WHAT YOU WILL DO
Write out the whole listing exactly as it stands.
***** THE DATA *****
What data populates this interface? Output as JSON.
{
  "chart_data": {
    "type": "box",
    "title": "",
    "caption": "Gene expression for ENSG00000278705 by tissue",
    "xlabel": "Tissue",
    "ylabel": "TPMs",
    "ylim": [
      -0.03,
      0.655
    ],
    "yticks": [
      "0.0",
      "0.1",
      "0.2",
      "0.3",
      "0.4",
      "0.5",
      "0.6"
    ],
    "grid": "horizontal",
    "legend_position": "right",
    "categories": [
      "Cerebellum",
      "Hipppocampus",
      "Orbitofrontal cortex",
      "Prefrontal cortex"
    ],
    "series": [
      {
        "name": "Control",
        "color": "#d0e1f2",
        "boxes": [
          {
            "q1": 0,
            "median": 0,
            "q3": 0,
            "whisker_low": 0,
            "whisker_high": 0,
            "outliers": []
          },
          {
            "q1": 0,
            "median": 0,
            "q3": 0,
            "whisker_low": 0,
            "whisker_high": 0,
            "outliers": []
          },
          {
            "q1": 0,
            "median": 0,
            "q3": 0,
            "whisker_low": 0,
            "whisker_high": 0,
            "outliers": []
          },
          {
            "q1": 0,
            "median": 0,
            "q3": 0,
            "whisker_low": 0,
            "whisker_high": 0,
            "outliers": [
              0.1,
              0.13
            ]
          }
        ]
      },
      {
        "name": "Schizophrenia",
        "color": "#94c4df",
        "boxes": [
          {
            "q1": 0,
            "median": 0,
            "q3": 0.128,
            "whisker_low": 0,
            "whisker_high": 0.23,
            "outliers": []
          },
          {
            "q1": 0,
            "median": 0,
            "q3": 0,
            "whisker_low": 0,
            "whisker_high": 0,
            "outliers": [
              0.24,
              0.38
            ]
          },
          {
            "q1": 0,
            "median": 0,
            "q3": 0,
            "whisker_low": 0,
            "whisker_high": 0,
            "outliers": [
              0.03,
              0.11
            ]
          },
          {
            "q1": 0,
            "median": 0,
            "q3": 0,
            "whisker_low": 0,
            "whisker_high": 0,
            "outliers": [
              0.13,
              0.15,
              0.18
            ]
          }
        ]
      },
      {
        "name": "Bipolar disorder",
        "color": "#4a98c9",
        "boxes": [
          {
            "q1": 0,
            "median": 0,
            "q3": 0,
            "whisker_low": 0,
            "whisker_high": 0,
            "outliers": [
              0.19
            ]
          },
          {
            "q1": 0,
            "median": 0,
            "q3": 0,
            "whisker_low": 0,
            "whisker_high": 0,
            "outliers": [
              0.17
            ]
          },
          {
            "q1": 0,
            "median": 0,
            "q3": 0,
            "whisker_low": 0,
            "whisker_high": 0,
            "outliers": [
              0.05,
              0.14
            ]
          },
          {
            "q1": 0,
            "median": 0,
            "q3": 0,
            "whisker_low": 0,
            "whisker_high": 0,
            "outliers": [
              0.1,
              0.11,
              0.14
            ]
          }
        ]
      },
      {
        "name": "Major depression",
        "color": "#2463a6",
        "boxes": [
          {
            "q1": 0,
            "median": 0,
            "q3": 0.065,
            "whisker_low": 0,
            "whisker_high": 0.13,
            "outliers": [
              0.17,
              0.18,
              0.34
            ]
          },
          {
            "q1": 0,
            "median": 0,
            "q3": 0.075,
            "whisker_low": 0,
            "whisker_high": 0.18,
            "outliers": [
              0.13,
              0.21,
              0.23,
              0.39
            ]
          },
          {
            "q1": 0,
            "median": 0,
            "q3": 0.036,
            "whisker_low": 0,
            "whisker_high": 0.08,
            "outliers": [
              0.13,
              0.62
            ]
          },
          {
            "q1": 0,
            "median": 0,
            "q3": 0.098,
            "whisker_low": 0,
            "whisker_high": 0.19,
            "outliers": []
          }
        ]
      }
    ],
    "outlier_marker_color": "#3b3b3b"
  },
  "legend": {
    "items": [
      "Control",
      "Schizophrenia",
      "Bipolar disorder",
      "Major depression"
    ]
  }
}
*****
RESPONSE
What data populates this interface? Output as JSON.
{
  "chart_data": {
    "type": "box",
    "title": "",
    "caption": "Gene expression for ENSG00000278705 by tissue",
    "xlabel": "Tissue",
    "ylabel": "TPMs",
    "ylim": [
      -0.03,
      0.655
    ],
    "yticks": [
      "0.0",
      "0.1",
      "0.2",
      "0.3",
      "0.4",
      "0.5",
      "0.6"
    ],
    "grid": "horizontal",
    "legend_position": "right",
    "categories": [
      "Cerebellum",
      "Hipppocampus",
      "Orbitofrontal cortex",
      "Prefrontal cortex"
    ],
    "series": [
      {
        "name": "Control",
        "color": "#d0e1f2",
        "boxes": [
          {
            "q1": 0,
            "median": 0,
            "q3": 0,
            "whisker_low": 0,
            "whisker_high": 0,
            "outliers": []
          },
          {
            "q1": 0,
            "median": 0,
            "q3": 0,
            "whisker_low": 0,
            "whisker_high": 0,
            "outliers": []
          },
          {
            "q1": 0,
            "median": 0,
            "q3": 0,
            "whisker_low": 0,
            "whisker_high": 0,
            "outliers": []
          },
          {
            "q1": 0,
            "median": 0,
            "q3": 0,
            "whisker_low": 0,
            "whisker_high": 0,
            "outliers": [
              0.1,
              0.13
            ]
          }
        ]
      },
      {
        "name": "Schizophrenia",
        "color": "#94c4df",
        "boxes": [
          {
            "q1": 0,
            "median": 0,
            "q3": 0.128,
            "whisker_low": 0,
            "whisker_high": 0.23,
            "outliers": []
          },
          {
            "q1": 0,
            "median": 0,
            "q3": 0,
            "whisker_low": 0,
            "whisker_high": 0,
            "outliers": [
              0.24,
              0.38
            ]
          },
          {
            "q1": 0,
            "median": 0,
            "q3": 0,
            "whisker_low": 0,
            "whisker_high": 0,
            "outliers": [
              0.03,
              0.11
            ]
          },
          {
            "q1": 0,
            "median": 0,
            "q3": 0,
            "whisker_low": 0,
            "whisker_high": 0,
            "outliers": [
              0.13,
              0.15,
              0.18
            ]
          }
        ]
      },
      {
        "name": "Bipolar disorder",
        "color": "#4a98c9",
        "boxes": [
          {
            "q1": 0,
            "median": 0,
            "q3": 0,
            "whisker_low": 0,
            "whisker_high": 0,
            "outliers": [
              0.19
            ]
          },
          {
            "q1": 0,
            "median": 0,
            "q3": 0,
            "whisker_low": 0,
            "whisker_high": 0,
            "outliers": [
              0.17
            ]
          },
          {
            "q1": 0,
            "median": 0,
            "q3": 0,
            "whisker_low": 0,
            "whisker_high": 0,
            "outliers": [
              0.05,
              0.14
            ]
          },
          {
            "q1": 0,
            "median": 0,
            "q3": 0,
            "whisker_low": 0,
            "whisker_high": 0,
            "outliers": [
              0.1,
              0.11,
              0.14
            ]
          }
        ]
      },
      {
        "name": "Major depression",
        "color": "#2463a6",
        "boxes": [
          {
            "q1": 0,
            "median": 0,
            "q3": 0.065,
            "whisker_low": 0,
            "whisker_high": 0.13,
            "outliers": [
              0.17,
              0.18,
              0.34
            ]
          },
          {
            "q1": 0,
            "median": 0,
            "q3": 0.075,
            "whisker_low": 0,
            "whisker_high": 0.18,
            "outliers": [
              0.13,
              0.21,
              0.23,
              0.39
            ]
          },
          {
            "q1": 0,
            "median": 0,
            "q3": 0.036,
            "whisker_low": 0,
            "whisker_high": 0.08,
            "outliers": [
              0.13,
              0.62
            ]
          },
          {
            "q1": 0,
            "median": 0,
            "q3": 0.098,
            "whisker_low": 0,
            "whisker_high": 0.19,
            "outliers": []
          }
        ]
      }
    ],
    "outlier_marker_color": "#3b3b3b"
  },
  "legend": {
    "items": [
      "Control",
      "Schizophrenia",
      "Bipolar disorder",
      "Major depression"
    ]
  }
}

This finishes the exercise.